### Task
Can you copy out the data exactly? Leave the images out.

(Lines of data)

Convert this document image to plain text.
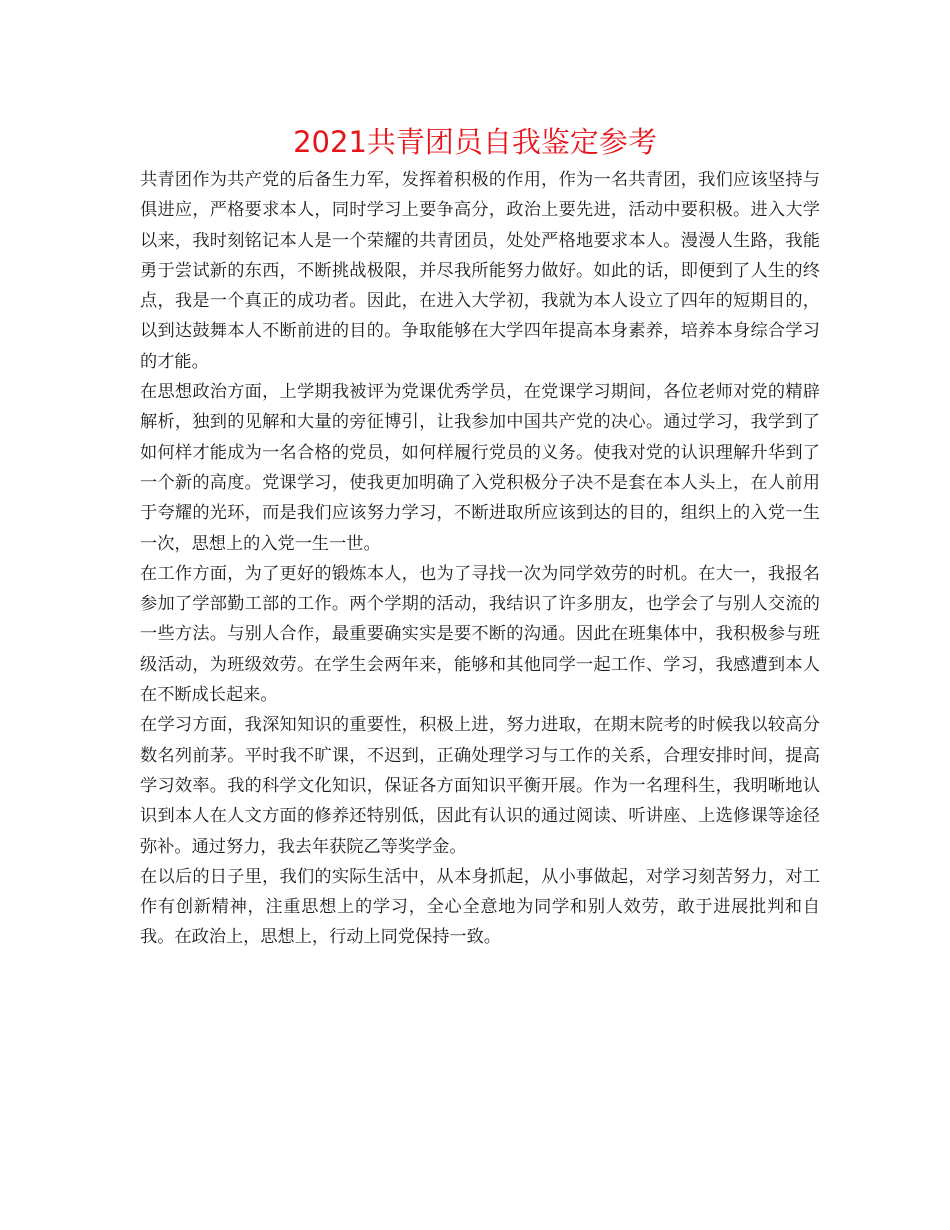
2021共青团员自我鉴定参考

共青团作为共产党的后备生力军，发挥着积极的作用，作为一名共青团，我们应该坚持与俱进应，严格要求本人，同时学习上要争高分，政治上要先进，活动中要积极。进入大学以来，我时刻铭记本人是一个荣耀的共青团员，处处严格地要求本人。漫漫人生路，我能勇于尝试新的东西，不断挑战极限，并尽我所能努力做好。如此的话，即便到了人生的终点，我是一个真正的成功者。因此，在进入大学初，我就为本人设立了四年的短期目的，以到达鼓舞本人不断前进的目的。争取能够在大学四年提高本身素养，培养本身综合学习的才能。

在思想政治方面，上学期我被评为党课优秀学员，在党课学习期间，各位老师对党的精辟解析，独到的见解和大量的旁征博引，让我参加中国共产党的决心。通过学习，我学到了如何样才能成为一名合格的党员，如何样履行党员的义务。使我对党的认识理解升华到了一个新的高度。党课学习，使我更加明确了入党积极分子决不是套在本人头上，在人前用于夸耀的光环，而是我们应该努力学习，不断进取所应该到达的目的，组织上的入党一生一次，思想上的入党一生一世。

在工作方面，为了更好的锻炼本人，也为了寻找一次为同学效劳的时机。在大一，我报名参加了学部勤工部的工作。两个学期的活动，我结识了许多朋友，也学会了与别人交流的一些方法。与别人合作，最重要确实实是要不断的沟通。因此在班集体中，我积极参与班级活动，为班级效劳。在学生会两年来，能够和其他同学一起工作、学习，我感遭到本人在不断成长起来。

在学习方面，我深知知识的重要性，积极上进，努力进取，在期末院考的时候我以较高分数名列前茅。平时我不旷课，不迟到，正确处理学习与工作的关系，合理安排时间，提高学习效率。我的科学文化知识，保证各方面知识平衡开展。作为一名理科生，我明晰地认识到本人在人文方面的修养还特别低，因此有认识的通过阅读、听讲座、上选修课等途径弥补。通过努力，我去年获院乙等奖学金。

在以后的日子里，我们的实际生活中，从本身抓起，从小事做起，对学习刻苦努力，对工作有创新精神，注重思想上的学习，全心全意地为同学和别人效劳，敢于进展批判和自我。在政治上，思想上，行动上同党保持一致。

### Solution to this problem
Convert this document image to plain text.
2021共青团员自我鉴定参考

共青团作为共产党的后备生力军，发挥着积极的作用，作为一名共青团，我们应该坚持与俱进应，严格要求本人，同时学习上要争高分，政治上要先进，活动中要积极。进入大学以来，我时刻铭记本人是一个荣耀的共青团员，处处严格地要求本人。漫漫人生路，我能勇于尝试新的东西，不断挑战极限，并尽我所能努力做好。如此的话，即便到了人生的终点，我是一个真正的成功者。因此，在进入大学初，我就为本人设立了四年的短期目的，以到达鼓舞本人不断前进的目的。争取能够在大学四年提高本身素养，培养本身综合学习的才能。

在思想政治方面，上学期我被评为党课优秀学员，在党课学习期间，各位老师对党的精辟解析，独到的见解和大量的旁征博引，让我参加中国共产党的决心。通过学习，我学到了如何样才能成为一名合格的党员，如何样履行党员的义务。使我对党的认识理解升华到了一个新的高度。党课学习，使我更加明确了入党积极分子决不是套在本人头上，在人前用于夸耀的光环，而是我们应该努力学习，不断进取所应该到达的目的，组织上的入党一生一次，思想上的入党一生一世。

在工作方面，为了更好的锻炼本人，也为了寻找一次为同学效劳的时机。在大一，我报名参加了学部勤工部的工作。两个学期的活动，我结识了许多朋友，也学会了与别人交流的一些方法。与别人合作，最重要确实实是要不断的沟通。因此在班集体中，我积极参与班级活动，为班级效劳。在学生会两年来，能够和其他同学一起工作、学习，我感遭到本人在不断成长起来。

在学习方面，我深知知识的重要性，积极上进，努力进取，在期末院考的时候我以较高分数名列前茅。平时我不旷课，不迟到，正确处理学习与工作的关系，合理安排时间，提高学习效率。我的科学文化知识，保证各方面知识平衡开展。作为一名理科生，我明晰地认识到本人在人文方面的修养还特别低，因此有认识的通过阅读、听讲座、上选修课等途径弥补。通过努力，我去年获院乙等奖学金。

在以后的日子里，我们的实际生活中，从本身抓起，从小事做起，对学习刻苦努力，对工作有创新精神，注重思想上的学习，全心全意地为同学和别人效劳，敢于进展批判和自我。在政治上，思想上，行动上同党保持一致。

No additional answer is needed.